What needs to be done: Identify the lines that contain the string "BASED" and copy all of them.

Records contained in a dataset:
#####

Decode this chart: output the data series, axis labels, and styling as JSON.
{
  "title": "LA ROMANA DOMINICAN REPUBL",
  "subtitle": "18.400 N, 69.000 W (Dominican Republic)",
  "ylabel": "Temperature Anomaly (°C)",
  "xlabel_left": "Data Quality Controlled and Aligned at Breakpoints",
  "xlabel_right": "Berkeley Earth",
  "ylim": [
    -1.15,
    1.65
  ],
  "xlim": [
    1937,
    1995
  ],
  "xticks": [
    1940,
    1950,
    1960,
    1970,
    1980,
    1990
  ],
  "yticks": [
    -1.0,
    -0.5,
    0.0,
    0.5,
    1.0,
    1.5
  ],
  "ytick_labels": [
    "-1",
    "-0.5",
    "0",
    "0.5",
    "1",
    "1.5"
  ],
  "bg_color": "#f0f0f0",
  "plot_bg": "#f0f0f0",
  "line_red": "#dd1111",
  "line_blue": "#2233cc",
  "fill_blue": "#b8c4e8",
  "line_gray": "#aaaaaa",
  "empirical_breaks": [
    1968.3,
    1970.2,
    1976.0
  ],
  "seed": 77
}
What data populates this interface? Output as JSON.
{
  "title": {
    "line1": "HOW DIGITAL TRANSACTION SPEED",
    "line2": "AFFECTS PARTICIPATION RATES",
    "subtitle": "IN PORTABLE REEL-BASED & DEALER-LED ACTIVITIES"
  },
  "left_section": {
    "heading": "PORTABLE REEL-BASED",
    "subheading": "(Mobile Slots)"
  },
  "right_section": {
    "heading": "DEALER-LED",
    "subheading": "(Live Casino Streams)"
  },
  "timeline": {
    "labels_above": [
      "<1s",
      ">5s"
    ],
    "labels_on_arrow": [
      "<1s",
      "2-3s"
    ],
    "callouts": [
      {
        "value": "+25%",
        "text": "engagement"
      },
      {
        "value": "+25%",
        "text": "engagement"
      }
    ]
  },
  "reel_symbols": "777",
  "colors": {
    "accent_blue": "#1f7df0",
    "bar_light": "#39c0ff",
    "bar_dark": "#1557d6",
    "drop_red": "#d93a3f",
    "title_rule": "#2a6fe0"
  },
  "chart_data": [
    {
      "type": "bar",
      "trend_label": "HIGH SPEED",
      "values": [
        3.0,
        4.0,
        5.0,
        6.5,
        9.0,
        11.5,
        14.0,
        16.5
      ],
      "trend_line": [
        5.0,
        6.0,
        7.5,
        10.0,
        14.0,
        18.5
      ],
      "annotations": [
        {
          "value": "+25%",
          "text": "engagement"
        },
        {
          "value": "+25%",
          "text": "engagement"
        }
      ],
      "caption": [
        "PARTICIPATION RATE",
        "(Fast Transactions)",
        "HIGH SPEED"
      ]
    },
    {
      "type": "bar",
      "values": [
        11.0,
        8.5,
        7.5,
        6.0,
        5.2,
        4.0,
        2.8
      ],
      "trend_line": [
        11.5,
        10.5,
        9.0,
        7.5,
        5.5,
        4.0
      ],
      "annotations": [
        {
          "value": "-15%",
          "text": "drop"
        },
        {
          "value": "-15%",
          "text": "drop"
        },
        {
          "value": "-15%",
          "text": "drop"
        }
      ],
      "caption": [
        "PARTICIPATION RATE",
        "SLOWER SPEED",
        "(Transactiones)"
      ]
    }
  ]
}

#####

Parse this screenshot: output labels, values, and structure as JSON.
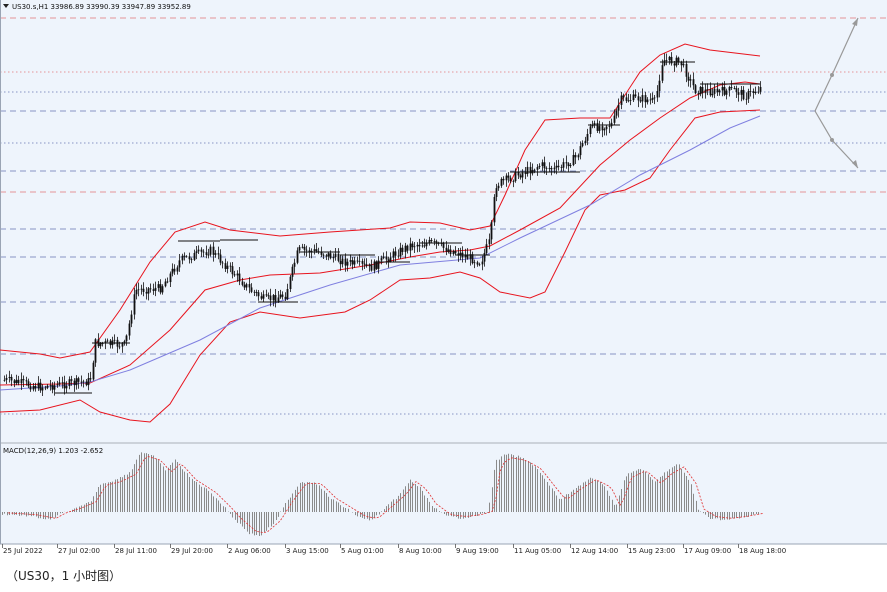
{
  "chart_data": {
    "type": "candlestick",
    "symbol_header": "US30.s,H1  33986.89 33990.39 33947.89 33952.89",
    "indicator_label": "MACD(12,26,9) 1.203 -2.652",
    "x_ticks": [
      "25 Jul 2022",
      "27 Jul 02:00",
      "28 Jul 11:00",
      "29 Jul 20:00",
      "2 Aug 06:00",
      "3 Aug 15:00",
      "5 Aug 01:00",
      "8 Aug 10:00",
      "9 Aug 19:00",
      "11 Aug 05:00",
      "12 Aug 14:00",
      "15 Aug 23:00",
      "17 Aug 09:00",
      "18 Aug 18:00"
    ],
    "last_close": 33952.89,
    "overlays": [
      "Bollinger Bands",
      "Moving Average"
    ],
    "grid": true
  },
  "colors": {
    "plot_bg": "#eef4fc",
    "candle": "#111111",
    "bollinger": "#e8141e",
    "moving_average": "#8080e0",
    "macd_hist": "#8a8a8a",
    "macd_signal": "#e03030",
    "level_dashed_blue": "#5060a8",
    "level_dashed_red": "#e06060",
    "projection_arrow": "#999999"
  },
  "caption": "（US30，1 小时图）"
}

#####

The completed task:
    "subtitle": "IN PORTABLE REEL-BASED & DEALER-LED ACTIVITIES"
    "heading": "PORTABLE REEL-BASED",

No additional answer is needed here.